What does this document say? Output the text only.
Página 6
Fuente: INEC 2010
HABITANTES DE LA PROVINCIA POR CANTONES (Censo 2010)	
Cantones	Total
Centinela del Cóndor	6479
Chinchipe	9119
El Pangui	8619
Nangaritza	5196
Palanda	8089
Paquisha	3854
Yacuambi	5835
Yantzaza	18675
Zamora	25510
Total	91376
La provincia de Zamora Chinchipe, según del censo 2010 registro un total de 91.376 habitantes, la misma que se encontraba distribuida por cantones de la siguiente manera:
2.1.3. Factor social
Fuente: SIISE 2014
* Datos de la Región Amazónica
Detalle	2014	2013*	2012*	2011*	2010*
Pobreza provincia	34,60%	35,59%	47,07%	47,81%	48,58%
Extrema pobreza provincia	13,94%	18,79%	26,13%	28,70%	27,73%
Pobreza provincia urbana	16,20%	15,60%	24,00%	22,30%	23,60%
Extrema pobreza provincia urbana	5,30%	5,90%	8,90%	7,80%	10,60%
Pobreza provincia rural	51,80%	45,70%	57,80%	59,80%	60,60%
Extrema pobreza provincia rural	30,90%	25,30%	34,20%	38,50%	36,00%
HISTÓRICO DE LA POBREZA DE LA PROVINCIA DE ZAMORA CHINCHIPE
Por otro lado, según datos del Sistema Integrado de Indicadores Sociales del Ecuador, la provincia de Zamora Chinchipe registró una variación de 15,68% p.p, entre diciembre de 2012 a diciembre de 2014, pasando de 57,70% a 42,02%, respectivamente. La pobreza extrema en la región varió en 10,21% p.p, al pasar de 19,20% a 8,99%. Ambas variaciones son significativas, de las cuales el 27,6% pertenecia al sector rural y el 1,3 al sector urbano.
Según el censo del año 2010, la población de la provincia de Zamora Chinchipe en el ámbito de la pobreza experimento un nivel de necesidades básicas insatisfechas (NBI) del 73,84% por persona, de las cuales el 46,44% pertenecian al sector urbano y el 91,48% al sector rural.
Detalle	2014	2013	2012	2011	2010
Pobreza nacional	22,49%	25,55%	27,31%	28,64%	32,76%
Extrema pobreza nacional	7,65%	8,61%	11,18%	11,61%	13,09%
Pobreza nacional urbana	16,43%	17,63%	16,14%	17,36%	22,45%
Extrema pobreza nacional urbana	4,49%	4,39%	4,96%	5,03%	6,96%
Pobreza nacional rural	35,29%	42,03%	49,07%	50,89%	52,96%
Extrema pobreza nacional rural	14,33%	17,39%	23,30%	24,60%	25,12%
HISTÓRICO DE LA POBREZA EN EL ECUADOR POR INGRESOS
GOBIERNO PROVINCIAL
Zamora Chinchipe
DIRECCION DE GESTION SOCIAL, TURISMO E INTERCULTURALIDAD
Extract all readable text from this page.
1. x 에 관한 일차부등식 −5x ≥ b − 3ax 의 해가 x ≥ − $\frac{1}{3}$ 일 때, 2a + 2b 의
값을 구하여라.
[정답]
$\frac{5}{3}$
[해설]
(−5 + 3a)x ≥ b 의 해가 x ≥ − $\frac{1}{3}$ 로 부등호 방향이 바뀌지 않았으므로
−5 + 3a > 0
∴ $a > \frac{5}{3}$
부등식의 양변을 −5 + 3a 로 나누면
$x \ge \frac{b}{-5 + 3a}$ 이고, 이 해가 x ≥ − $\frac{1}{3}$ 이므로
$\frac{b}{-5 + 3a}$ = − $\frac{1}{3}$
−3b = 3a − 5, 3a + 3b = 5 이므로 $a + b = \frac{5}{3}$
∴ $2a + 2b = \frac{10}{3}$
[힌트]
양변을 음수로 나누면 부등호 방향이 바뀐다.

----

Starting with the line that contains "Extract all readable text from this page.", return each line through the last one of the data above, exactly as written and nothing more.

WORKED SOLUTION |
Extract all readable text from this page.
1. x 에 관한 일차부등식 −5x ≥ b − 3ax 의 해가 x ≥ − $\frac{1}{3}$ 일 때, 2a + 2b 의
값을 구하여라.
[정답]
$\frac{5}{3}$
[해설]
(−5 + 3a)x ≥ b 의 해가 x ≥ − $\frac{1}{3}$ 로 부등호 방향이 바뀌지 않았으므로
−5 + 3a > 0
∴ $a > \frac{5}{3}$
부등식의 양변을 −5 + 3a 로 나누면
$x \ge \frac{b}{-5 + 3a}$ 이고, 이 해가 x ≥ − $\frac{1}{3}$ 이므로
$\frac{b}{-5 + 3a}$ = − $\frac{1}{3}$
−3b = 3a − 5, 3a + 3b = 5 이므로 $a + b = \frac{5}{3}$
∴ $2a + 2b = \frac{10}{3}$
[힌트]
양변을 음수로 나누면 부등호 방향이 바뀐다.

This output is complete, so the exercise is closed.